**** STORED RECORDS

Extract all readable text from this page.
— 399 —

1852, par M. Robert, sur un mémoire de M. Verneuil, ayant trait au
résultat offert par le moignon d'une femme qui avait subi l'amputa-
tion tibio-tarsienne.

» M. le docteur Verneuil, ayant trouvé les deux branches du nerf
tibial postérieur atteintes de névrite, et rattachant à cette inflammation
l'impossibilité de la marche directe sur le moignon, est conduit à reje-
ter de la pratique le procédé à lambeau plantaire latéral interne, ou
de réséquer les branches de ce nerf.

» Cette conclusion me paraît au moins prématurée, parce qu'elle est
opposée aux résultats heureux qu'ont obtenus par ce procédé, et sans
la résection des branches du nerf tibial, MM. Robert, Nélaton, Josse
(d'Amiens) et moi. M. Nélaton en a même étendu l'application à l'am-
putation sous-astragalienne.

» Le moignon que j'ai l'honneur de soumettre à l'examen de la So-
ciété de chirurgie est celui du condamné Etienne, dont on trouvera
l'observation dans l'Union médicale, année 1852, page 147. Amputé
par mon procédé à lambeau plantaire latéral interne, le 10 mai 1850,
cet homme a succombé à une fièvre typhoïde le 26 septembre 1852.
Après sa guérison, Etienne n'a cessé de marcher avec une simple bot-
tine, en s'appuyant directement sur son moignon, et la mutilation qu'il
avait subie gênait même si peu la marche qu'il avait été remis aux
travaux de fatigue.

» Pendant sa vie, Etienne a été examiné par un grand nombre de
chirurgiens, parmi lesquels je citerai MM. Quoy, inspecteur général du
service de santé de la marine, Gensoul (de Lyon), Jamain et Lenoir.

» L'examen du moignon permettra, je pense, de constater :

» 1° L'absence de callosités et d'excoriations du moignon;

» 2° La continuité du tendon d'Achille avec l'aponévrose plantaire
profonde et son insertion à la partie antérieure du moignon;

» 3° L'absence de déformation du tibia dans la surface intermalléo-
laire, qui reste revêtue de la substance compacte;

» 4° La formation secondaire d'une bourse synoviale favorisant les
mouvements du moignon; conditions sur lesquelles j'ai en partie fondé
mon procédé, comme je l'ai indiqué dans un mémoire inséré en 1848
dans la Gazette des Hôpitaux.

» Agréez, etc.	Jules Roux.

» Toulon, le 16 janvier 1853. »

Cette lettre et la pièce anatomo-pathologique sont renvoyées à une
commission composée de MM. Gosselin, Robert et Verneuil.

********
**** STORED RECORDS

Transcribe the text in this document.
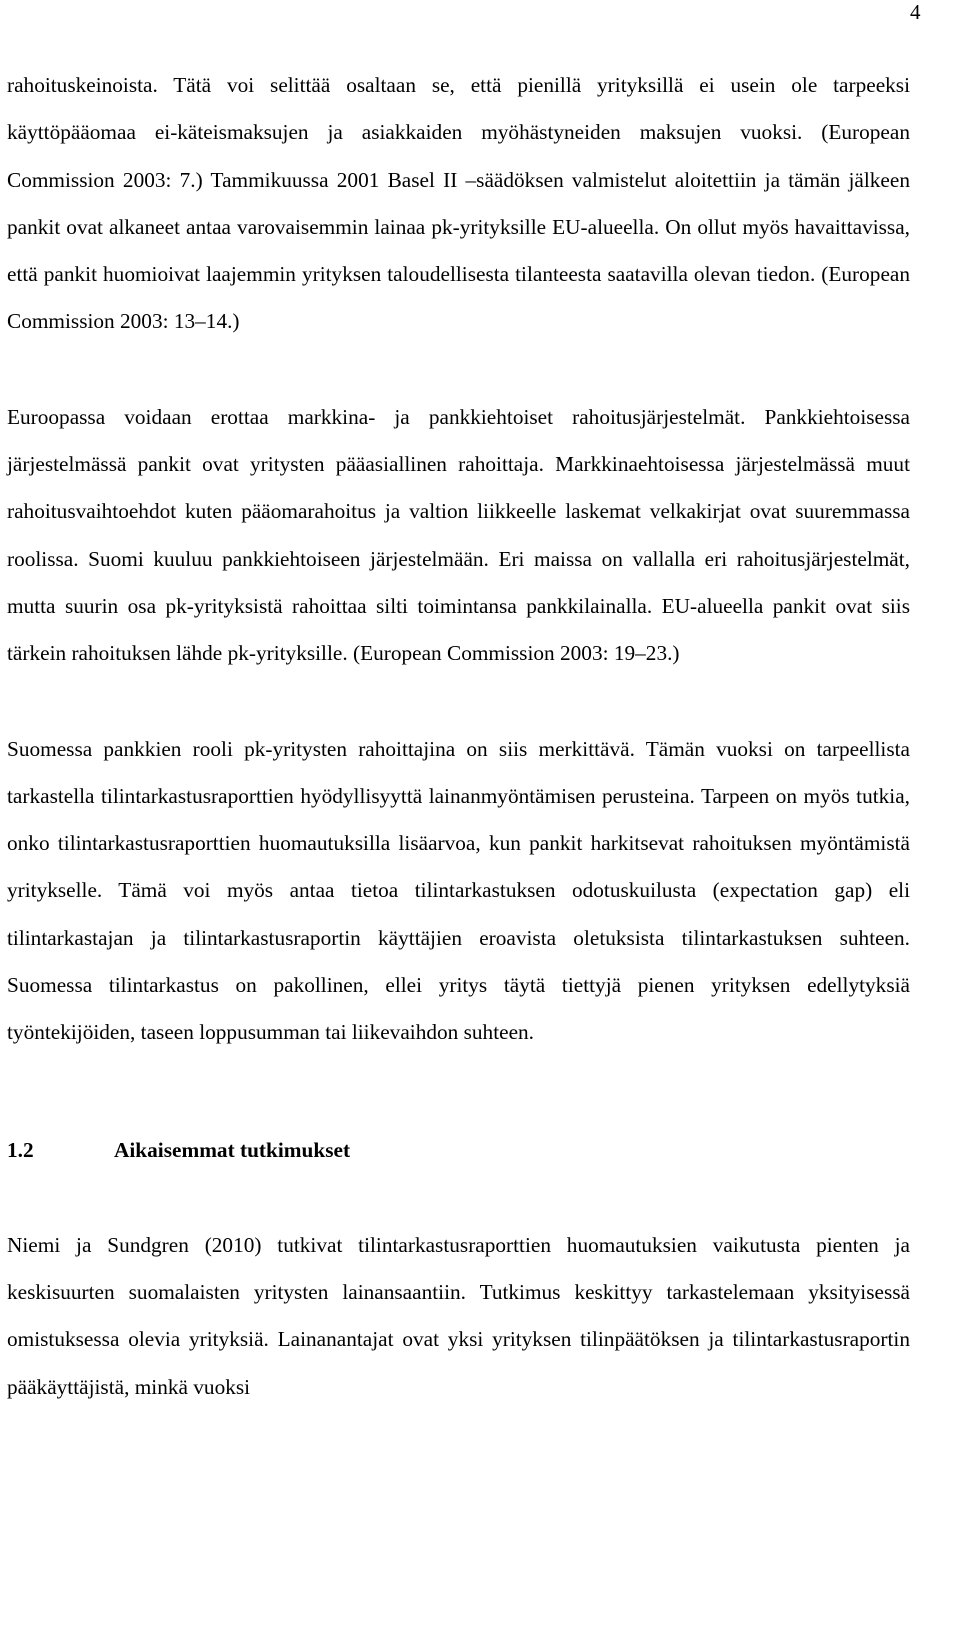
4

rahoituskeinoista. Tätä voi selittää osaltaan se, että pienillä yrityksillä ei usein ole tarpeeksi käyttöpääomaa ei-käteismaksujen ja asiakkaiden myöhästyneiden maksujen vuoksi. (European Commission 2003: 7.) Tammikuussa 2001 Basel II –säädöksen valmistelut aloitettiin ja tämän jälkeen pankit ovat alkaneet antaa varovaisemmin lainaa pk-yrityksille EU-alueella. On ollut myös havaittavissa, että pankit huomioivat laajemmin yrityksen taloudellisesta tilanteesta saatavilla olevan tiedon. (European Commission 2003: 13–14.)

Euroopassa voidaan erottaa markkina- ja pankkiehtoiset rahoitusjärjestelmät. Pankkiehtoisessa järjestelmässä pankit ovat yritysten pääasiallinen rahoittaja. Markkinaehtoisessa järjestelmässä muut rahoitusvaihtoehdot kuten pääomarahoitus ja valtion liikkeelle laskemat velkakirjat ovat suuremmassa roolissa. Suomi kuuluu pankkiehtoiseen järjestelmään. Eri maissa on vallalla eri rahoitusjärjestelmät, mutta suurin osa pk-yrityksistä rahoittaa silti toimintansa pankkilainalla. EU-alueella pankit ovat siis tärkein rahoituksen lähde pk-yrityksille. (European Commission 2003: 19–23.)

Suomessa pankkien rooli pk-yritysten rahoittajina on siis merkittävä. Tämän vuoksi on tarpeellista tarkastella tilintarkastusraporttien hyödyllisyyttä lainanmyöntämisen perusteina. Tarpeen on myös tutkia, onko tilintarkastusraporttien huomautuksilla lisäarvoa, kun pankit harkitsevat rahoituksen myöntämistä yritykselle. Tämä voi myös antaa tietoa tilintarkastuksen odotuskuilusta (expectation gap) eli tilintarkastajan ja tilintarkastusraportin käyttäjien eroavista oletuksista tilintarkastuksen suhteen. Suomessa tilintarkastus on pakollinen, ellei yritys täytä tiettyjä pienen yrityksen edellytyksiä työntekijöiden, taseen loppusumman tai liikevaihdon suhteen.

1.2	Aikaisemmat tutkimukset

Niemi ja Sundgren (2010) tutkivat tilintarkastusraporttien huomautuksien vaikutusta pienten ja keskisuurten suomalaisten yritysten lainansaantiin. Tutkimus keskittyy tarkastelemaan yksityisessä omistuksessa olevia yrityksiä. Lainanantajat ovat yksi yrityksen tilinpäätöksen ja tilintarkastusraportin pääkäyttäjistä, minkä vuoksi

********

Your answer should be a single number: how many lines of the material contain the word "nerf".

* [SOLUTION] 3